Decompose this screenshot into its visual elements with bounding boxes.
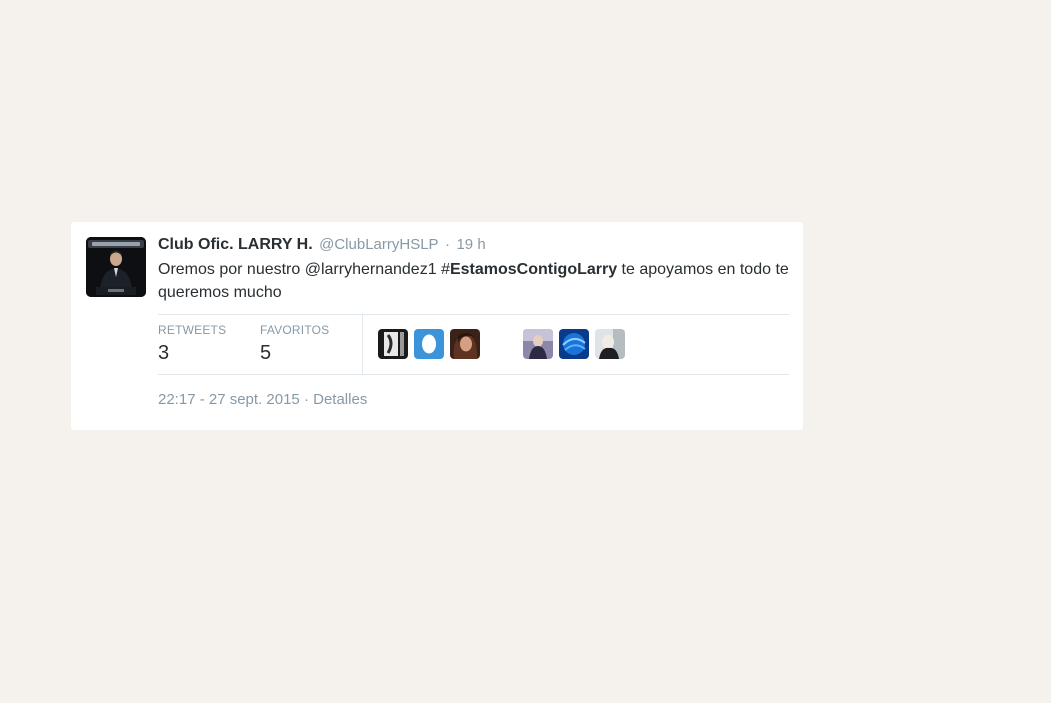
tweet-text-part-1: Oremos por nuestro [158,261,305,278]
author-fullname[interactable]: Club Ofic. LARRY H. [158,236,313,253]
favorites-count: 5 [260,342,272,364]
footer-separator: · [303,391,309,408]
face-avatar[interactable] [378,329,408,359]
face-avatar[interactable] [595,329,625,359]
hashtag-text: EstamosContigoLarry [449,261,618,278]
mention-link[interactable]: @larryhernandez1 [305,261,437,278]
favorites-stat[interactable]: FAVORITOS 5 [260,322,329,367]
stats-divider [362,315,363,374]
tweet-timestamp[interactable]: 22:17 - 27 sept. 2015 [158,391,300,408]
retweets-stat[interactable]: RETWEETS 3 [158,322,226,367]
tweet-time[interactable]: 19 h [456,236,485,253]
tweet-footer: 22:17 - 27 sept. 2015 · Detalles [158,390,367,410]
favorites-label: FAVORITOS [260,323,330,337]
retweets-count: 3 [158,342,170,364]
tweet-text: Oremos por nuestro @larryhernandez1 #Est… [158,258,798,304]
hash-sign: # [441,261,450,278]
tweet-stats: RETWEETS 3 FAVORITOS 5 [158,314,789,375]
tweet-card: Club Ofic. LARRY H. @ClubLarryHSLP · 19 … [71,222,803,430]
retweets-label: RETWEETS [158,323,227,337]
face-avatar[interactable] [414,329,444,359]
details-link[interactable]: Detalles [313,391,367,408]
face-avatar[interactable] [450,329,480,359]
author-username[interactable]: @ClubLarryHSLP [319,236,438,253]
face-avatar[interactable] [523,329,553,359]
hashtag-link[interactable]: #EstamosContigoLarry [441,261,617,278]
author-avatar[interactable] [86,237,146,297]
header-separator: · [445,236,451,253]
face-avatar[interactable] [559,329,589,359]
tweet-header: Club Ofic. LARRY H. @ClubLarryHSLP · 19 … [158,235,486,255]
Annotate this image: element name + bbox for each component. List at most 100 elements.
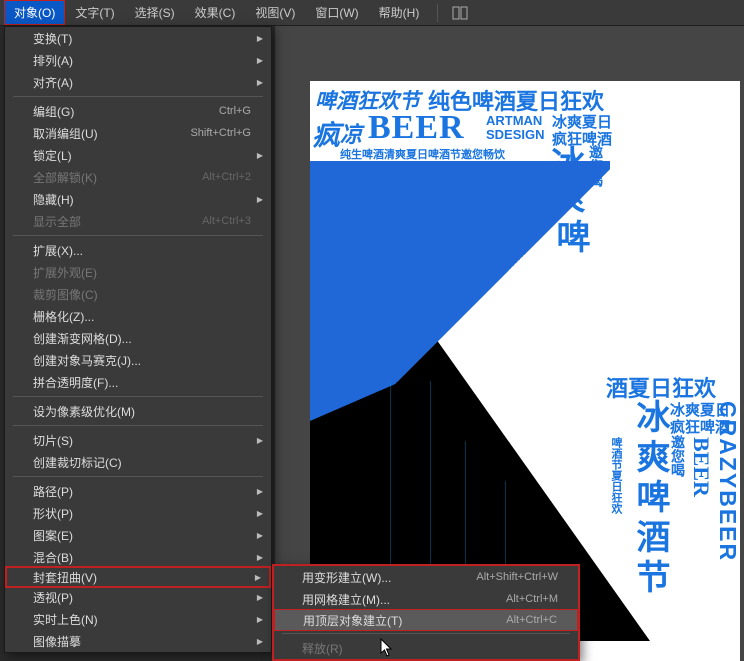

◆ ◆ ◆ ◆

● **TASK INSTRUCTIONS**: Can you write out, word for word, the listing lines from the line with "tweet-text-part-1: Oremos por" through the line with "retweets-label: RETWEETS [158,323,227,337]", including both of those lines?

● **ANSWER TO THE PROBLEM**:
tweet-text-part-1: Oremos por nuestro [158,261,305,278]
author-fullname[interactable]: Club Ofic. LARRY H. [158,236,313,253]
favorites-count: 5 [260,342,272,364]
footer-separator: · [303,391,309,408]
face-avatar[interactable] [378,329,408,359]
face-avatar[interactable] [595,329,625,359]
hashtag-text: EstamosContigoLarry [449,261,618,278]
mention-link[interactable]: @larryhernandez1 [305,261,437,278]
favorites-stat[interactable]: FAVORITOS 5 [260,322,329,367]
stats-divider [362,315,363,374]
tweet-timestamp[interactable]: 22:17 - 27 sept. 2015 [158,391,300,408]
retweets-stat[interactable]: RETWEETS 3 [158,322,226,367]
tweet-time[interactable]: 19 h [456,236,485,253]
tweet-footer: 22:17 - 27 sept. 2015 · Detalles [158,390,367,410]
favorites-label: FAVORITOS [260,323,330,337]
retweets-count: 3 [158,342,170,364]
tweet-text: Oremos por nuestro @larryhernandez1 #Est… [158,258,798,304]
hash-sign: # [441,261,450,278]
tweet-stats: RETWEETS 3 FAVORITOS 5 [158,314,789,375]
tweet-card: Club Ofic. LARRY H. @ClubLarryHSLP · 19 … [71,222,803,430]
retweets-label: RETWEETS [158,323,227,337]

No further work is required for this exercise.